* _Recorded information_
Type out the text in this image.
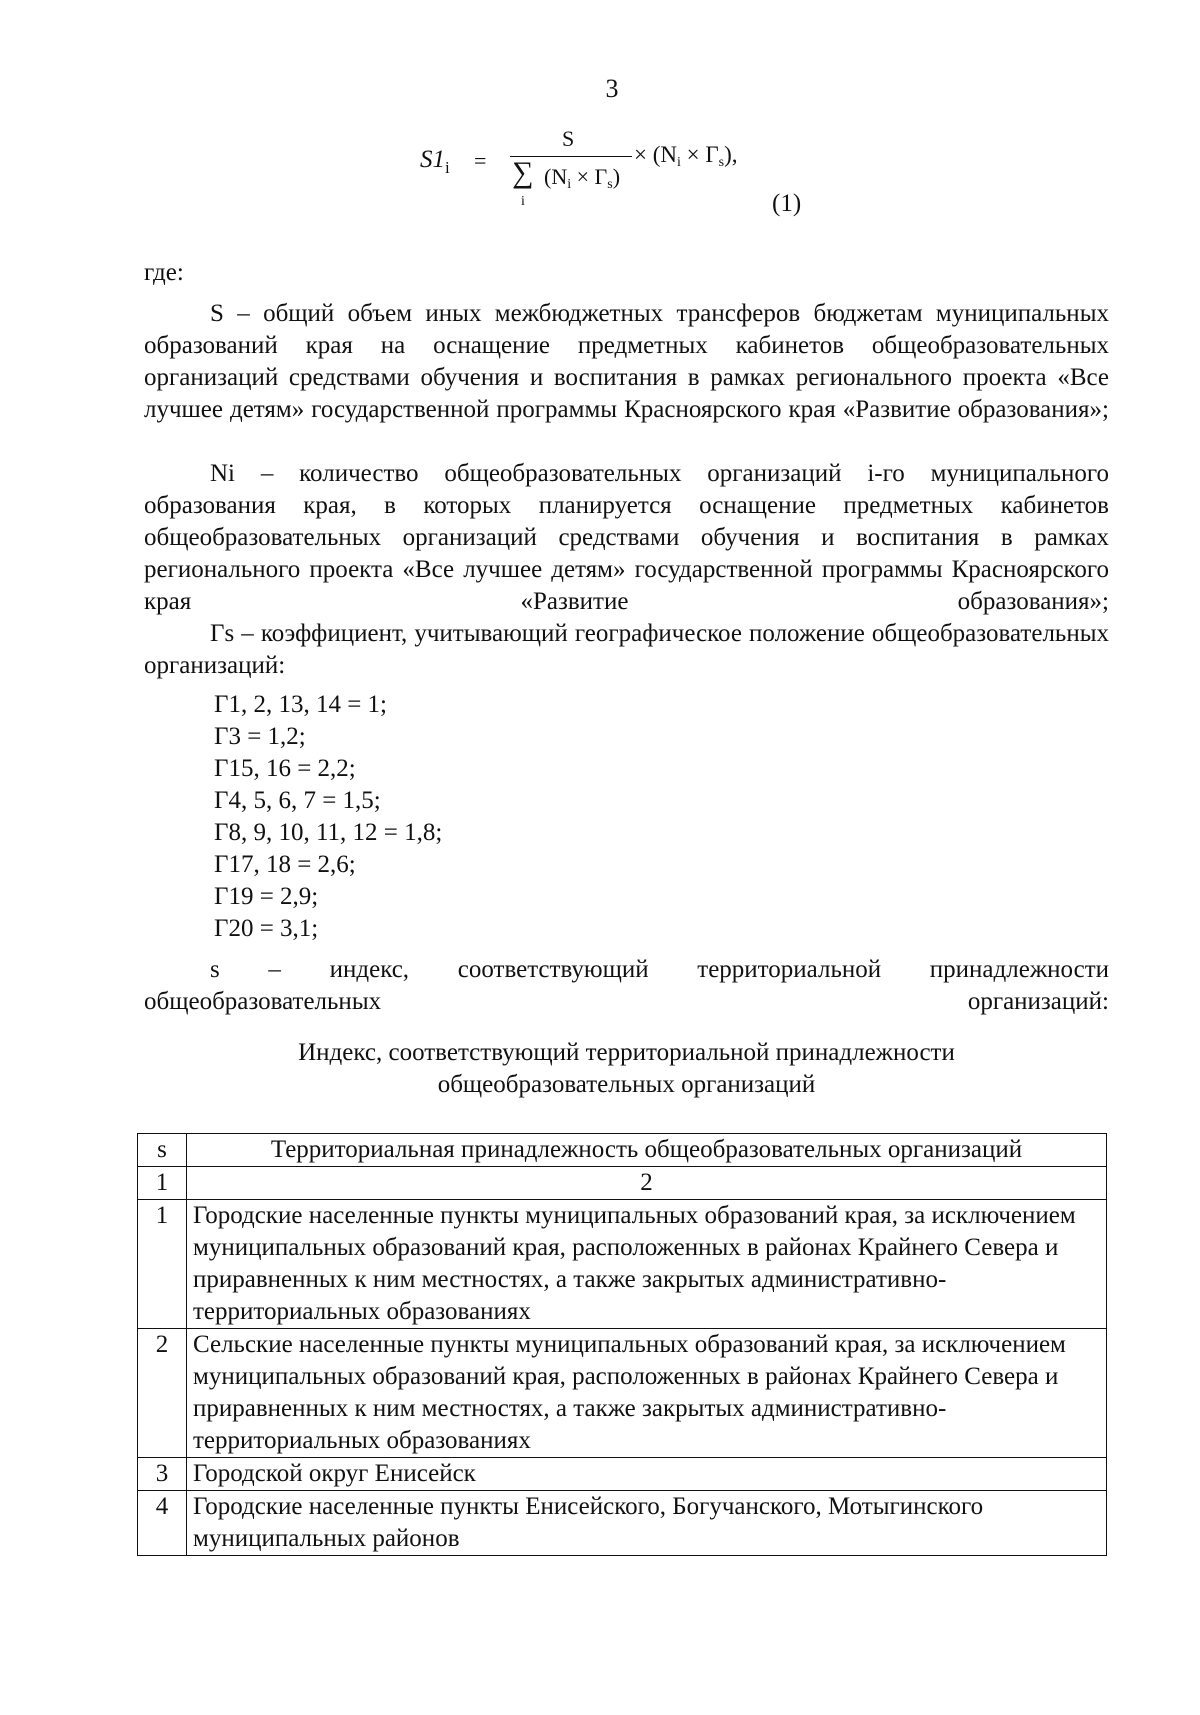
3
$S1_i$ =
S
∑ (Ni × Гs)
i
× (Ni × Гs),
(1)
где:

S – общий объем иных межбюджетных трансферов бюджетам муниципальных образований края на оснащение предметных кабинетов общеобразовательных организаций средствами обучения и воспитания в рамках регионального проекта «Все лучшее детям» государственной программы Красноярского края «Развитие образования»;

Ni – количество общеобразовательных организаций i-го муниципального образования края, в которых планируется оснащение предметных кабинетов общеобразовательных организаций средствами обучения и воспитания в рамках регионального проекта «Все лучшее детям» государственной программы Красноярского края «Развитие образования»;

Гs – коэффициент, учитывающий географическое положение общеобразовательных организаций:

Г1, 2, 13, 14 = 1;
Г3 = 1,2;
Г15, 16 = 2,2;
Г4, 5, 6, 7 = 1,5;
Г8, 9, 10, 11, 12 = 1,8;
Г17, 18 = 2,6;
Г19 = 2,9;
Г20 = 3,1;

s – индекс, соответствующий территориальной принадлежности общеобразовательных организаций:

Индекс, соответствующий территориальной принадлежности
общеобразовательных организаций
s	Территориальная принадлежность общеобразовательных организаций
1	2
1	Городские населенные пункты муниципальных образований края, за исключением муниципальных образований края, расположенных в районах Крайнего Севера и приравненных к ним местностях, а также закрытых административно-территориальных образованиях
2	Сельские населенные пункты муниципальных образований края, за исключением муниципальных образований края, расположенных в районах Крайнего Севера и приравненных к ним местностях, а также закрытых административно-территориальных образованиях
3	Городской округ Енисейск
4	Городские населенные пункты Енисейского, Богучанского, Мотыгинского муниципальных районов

* _What is expected_
Check every line of the data above for the string "государственной", and copy those that have it.

* _Solution below_
S – общий объем иных межбюджетных трансферов бюджетам муниципальных образований края на оснащение предметных кабинетов общеобразовательных организаций средствами обучения и воспитания в рамках регионального проекта «Все лучшее детям» государственной программы Красноярского края «Развитие образования»;
Ni – количество общеобразовательных организаций i-го муниципального образования края, в которых планируется оснащение предметных кабинетов общеобразовательных организаций средствами обучения и воспитания в рамках регионального проекта «Все лучшее детям» государственной программы Красноярского края «Развитие образования»;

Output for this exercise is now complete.